Excerpts from a figure dataset>

- Opening Delimiter -

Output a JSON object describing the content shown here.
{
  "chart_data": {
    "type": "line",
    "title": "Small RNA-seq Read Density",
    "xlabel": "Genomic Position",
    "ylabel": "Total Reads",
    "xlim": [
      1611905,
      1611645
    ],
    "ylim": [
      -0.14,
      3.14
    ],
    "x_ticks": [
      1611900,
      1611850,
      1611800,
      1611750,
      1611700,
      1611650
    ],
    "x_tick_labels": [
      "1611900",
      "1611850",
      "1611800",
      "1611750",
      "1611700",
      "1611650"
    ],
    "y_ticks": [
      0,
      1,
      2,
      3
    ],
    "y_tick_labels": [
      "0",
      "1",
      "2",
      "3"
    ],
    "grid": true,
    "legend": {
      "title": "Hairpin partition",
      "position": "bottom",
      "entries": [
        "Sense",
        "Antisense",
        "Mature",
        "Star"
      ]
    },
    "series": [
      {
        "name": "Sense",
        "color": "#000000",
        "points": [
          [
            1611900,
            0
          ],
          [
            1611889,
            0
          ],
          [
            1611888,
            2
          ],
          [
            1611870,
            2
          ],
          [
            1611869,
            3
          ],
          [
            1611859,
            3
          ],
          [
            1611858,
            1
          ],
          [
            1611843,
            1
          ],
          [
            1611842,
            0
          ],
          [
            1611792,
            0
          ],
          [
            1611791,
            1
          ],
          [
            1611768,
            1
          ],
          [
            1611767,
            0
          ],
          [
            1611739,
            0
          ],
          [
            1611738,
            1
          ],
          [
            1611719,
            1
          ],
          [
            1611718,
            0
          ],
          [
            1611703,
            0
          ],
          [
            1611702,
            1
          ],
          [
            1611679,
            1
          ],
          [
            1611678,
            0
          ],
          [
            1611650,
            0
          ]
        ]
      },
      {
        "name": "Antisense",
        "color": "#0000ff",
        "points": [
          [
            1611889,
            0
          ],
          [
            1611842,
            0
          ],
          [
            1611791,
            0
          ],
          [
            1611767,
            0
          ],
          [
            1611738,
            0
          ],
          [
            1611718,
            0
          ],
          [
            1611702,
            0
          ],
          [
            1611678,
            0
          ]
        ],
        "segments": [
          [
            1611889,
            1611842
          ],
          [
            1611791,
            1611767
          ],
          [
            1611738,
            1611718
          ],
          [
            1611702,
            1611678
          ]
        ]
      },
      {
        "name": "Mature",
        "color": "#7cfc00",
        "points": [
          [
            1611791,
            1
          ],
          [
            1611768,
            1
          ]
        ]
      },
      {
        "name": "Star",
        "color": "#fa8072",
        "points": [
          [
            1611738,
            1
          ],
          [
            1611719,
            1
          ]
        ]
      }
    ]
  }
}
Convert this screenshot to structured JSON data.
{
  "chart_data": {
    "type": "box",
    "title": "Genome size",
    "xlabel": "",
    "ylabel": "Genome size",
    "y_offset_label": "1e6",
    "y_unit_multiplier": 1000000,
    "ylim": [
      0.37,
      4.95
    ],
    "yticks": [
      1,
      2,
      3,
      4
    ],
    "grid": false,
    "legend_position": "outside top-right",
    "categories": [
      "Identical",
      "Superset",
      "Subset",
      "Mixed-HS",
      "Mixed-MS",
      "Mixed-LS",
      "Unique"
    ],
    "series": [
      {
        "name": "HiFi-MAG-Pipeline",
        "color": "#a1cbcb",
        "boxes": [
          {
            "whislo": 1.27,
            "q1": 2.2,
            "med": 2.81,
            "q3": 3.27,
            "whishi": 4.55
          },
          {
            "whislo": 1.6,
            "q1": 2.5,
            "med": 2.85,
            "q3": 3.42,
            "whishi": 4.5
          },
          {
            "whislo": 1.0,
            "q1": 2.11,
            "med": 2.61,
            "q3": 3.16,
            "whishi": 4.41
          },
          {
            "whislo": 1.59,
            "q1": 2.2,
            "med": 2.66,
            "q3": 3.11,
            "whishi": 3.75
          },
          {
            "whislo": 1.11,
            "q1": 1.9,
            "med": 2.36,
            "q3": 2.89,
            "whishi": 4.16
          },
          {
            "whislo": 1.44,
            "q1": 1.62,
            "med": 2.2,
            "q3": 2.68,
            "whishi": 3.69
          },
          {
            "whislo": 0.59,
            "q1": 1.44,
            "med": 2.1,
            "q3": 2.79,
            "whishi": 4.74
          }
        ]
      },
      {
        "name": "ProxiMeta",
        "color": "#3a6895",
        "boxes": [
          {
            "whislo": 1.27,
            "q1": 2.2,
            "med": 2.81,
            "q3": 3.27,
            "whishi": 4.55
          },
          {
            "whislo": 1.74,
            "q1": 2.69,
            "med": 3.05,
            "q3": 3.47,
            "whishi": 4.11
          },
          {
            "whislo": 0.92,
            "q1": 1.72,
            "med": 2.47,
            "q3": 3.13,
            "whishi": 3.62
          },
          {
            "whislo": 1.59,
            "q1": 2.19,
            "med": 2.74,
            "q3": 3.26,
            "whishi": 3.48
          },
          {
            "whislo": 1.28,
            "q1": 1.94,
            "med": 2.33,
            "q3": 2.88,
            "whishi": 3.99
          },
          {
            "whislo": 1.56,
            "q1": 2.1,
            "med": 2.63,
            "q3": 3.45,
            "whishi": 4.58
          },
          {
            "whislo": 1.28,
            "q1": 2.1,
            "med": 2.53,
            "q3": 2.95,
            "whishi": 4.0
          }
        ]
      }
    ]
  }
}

- Closing Delimiter -

REQUIRED WORK>
Each entry above should be retyped exactly, with nothing missed.

ANSWER BOX>
Output a JSON object describing the content shown here.
{
  "chart_data": {
    "type": "line",
    "title": "Small RNA-seq Read Density",
    "xlabel": "Genomic Position",
    "ylabel": "Total Reads",
    "xlim": [
      1611905,
      1611645
    ],
    "ylim": [
      -0.14,
      3.14
    ],
    "x_ticks": [
      1611900,
      1611850,
      1611800,
      1611750,
      1611700,
      1611650
    ],
    "x_tick_labels": [
      "1611900",
      "1611850",
      "1611800",
      "1611750",
      "1611700",
      "1611650"
    ],
    "y_ticks": [
      0,
      1,
      2,
      3
    ],
    "y_tick_labels": [
      "0",
      "1",
      "2",
      "3"
    ],
    "grid": true,
    "legend": {
      "title": "Hairpin partition",
      "position": "bottom",
      "entries": [
        "Sense",
        "Antisense",
        "Mature",
        "Star"
      ]
    },
    "series": [
      {
        "name": "Sense",
        "color": "#000000",
        "points": [
          [
            1611900,
            0
          ],
          [
            1611889,
            0
          ],
          [
            1611888,
            2
          ],
          [
            1611870,
            2
          ],
          [
            1611869,
            3
          ],
          [
            1611859,
            3
          ],
          [
            1611858,
            1
          ],
          [
            1611843,
            1
          ],
          [
            1611842,
            0
          ],
          [
            1611792,
            0
          ],
          [
            1611791,
            1
          ],
          [
            1611768,
            1
          ],
          [
            1611767,
            0
          ],
          [
            1611739,
            0
          ],
          [
            1611738,
            1
          ],
          [
            1611719,
            1
          ],
          [
            1611718,
            0
          ],
          [
            1611703,
            0
          ],
          [
            1611702,
            1
          ],
          [
            1611679,
            1
          ],
          [
            1611678,
            0
          ],
          [
            1611650,
            0
          ]
        ]
      },
      {
        "name": "Antisense",
        "color": "#0000ff",
        "points": [
          [
            1611889,
            0
          ],
          [
            1611842,
            0
          ],
          [
            1611791,
            0
          ],
          [
            1611767,
            0
          ],
          [
            1611738,
            0
          ],
          [
            1611718,
            0
          ],
          [
            1611702,
            0
          ],
          [
            1611678,
            0
          ]
        ],
        "segments": [
          [
            1611889,
            1611842
          ],
          [
            1611791,
            1611767
          ],
          [
            1611738,
            1611718
          ],
          [
            1611702,
            1611678
          ]
        ]
      },
      {
        "name": "Mature",
        "color": "#7cfc00",
        "points": [
          [
            1611791,
            1
          ],
          [
            1611768,
            1
          ]
        ]
      },
      {
        "name": "Star",
        "color": "#fa8072",
        "points": [
          [
            1611738,
            1
          ],
          [
            1611719,
            1
          ]
        ]
      }
    ]
  }
}
Convert this screenshot to structured JSON data.
{
  "chart_data": {
    "type": "box",
    "title": "Genome size",
    "xlabel": "",
    "ylabel": "Genome size",
    "y_offset_label": "1e6",
    "y_unit_multiplier": 1000000,
    "ylim": [
      0.37,
      4.95
    ],
    "yticks": [
      1,
      2,
      3,
      4
    ],
    "grid": false,
    "legend_position": "outside top-right",
    "categories": [
      "Identical",
      "Superset",
      "Subset",
      "Mixed-HS",
      "Mixed-MS",
      "Mixed-LS",
      "Unique"
    ],
    "series": [
      {
        "name": "HiFi-MAG-Pipeline",
        "color": "#a1cbcb",
        "boxes": [
          {
            "whislo": 1.27,
            "q1": 2.2,
            "med": 2.81,
            "q3": 3.27,
            "whishi": 4.55
          },
          {
            "whislo": 1.6,
            "q1": 2.5,
            "med": 2.85,
            "q3": 3.42,
            "whishi": 4.5
          },
          {
            "whislo": 1.0,
            "q1": 2.11,
            "med": 2.61,
            "q3": 3.16,
            "whishi": 4.41
          },
          {
            "whislo": 1.59,
            "q1": 2.2,
            "med": 2.66,
            "q3": 3.11,
            "whishi": 3.75
          },
          {
            "whislo": 1.11,
            "q1": 1.9,
            "med": 2.36,
            "q3": 2.89,
            "whishi": 4.16
          },
          {
            "whislo": 1.44,
            "q1": 1.62,
            "med": 2.2,
            "q3": 2.68,
            "whishi": 3.69
          },
          {
            "whislo": 0.59,
            "q1": 1.44,
            "med": 2.1,
            "q3": 2.79,
            "whishi": 4.74
          }
        ]
      },
      {
        "name": "ProxiMeta",
        "color": "#3a6895",
        "boxes": [
          {
            "whislo": 1.27,
            "q1": 2.2,
            "med": 2.81,
            "q3": 3.27,
            "whishi": 4.55
          },
          {
            "whislo": 1.74,
            "q1": 2.69,
            "med": 3.05,
            "q3": 3.47,
            "whishi": 4.11
          },
          {
            "whislo": 0.92,
            "q1": 1.72,
            "med": 2.47,
            "q3": 3.13,
            "whishi": 3.62
          },
          {
            "whislo": 1.59,
            "q1": 2.19,
            "med": 2.74,
            "q3": 3.26,
            "whishi": 3.48
          },
          {
            "whislo": 1.28,
            "q1": 1.94,
            "med": 2.33,
            "q3": 2.88,
            "whishi": 3.99
          },
          {
            "whislo": 1.56,
            "q1": 2.1,
            "med": 2.63,
            "q3": 3.45,
            "whishi": 4.58
          },
          {
            "whislo": 1.28,
            "q1": 2.1,
            "med": 2.53,
            "q3": 2.95,
            "whishi": 4.0
          }
        ]
      }
    ]
  }
}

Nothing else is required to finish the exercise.